Return a copy of every line in the records that includes the word "name".

---------- Dataset records ----------

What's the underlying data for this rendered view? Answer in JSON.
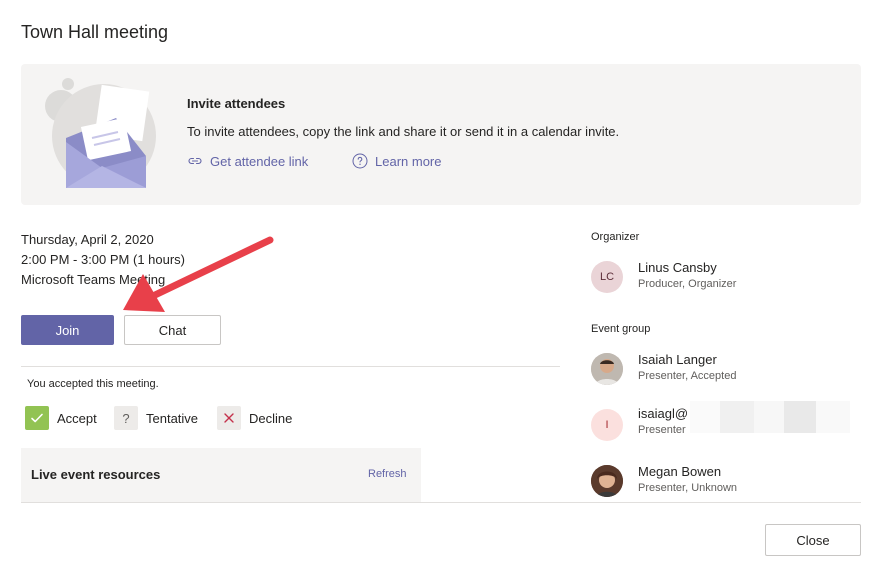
{
  "dialog": {
    "title": "Town Hall meeting"
  },
  "banner": {
    "title": "Invite attendees",
    "text": "To invite attendees, copy the link and share it or send it in a calendar invite.",
    "link_attendee": "Get attendee link",
    "link_learn": "Learn more"
  },
  "meeting": {
    "date": "Thursday, April 2, 2020",
    "time": "2:00 PM - 3:00 PM (1 hours)",
    "location": "Microsoft Teams Meeting"
  },
  "actions": {
    "join": "Join",
    "chat": "Chat"
  },
  "rsvp": {
    "status": "You accepted this meeting.",
    "accept": "Accept",
    "tentative": "Tentative",
    "tentative_glyph": "?",
    "decline": "Decline"
  },
  "resources": {
    "title": "Live event resources",
    "refresh": "Refresh"
  },
  "organizer": {
    "label": "Organizer",
    "initials": "LC",
    "name": "Linus Cansby",
    "role": "Producer, Organizer"
  },
  "event_group": {
    "label": "Event group",
    "members": [
      {
        "name": "Isaiah Langer",
        "role": "Presenter, Accepted"
      },
      {
        "initials": "I",
        "name": "isaiagl@",
        "role": "Presenter"
      },
      {
        "name": "Megan Bowen",
        "role": "Presenter, Unknown"
      }
    ]
  },
  "footer": {
    "close": "Close"
  },
  "colors": {
    "accent": "#6264a7",
    "accept_green": "#92c353",
    "decline_red": "#c4314b"
  }
}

----------

Result below:
    "name": "Linus Cansby",
        "name": "Isaiah Langer",
        "name": "isaiagl@",
        "name": "Megan Bowen",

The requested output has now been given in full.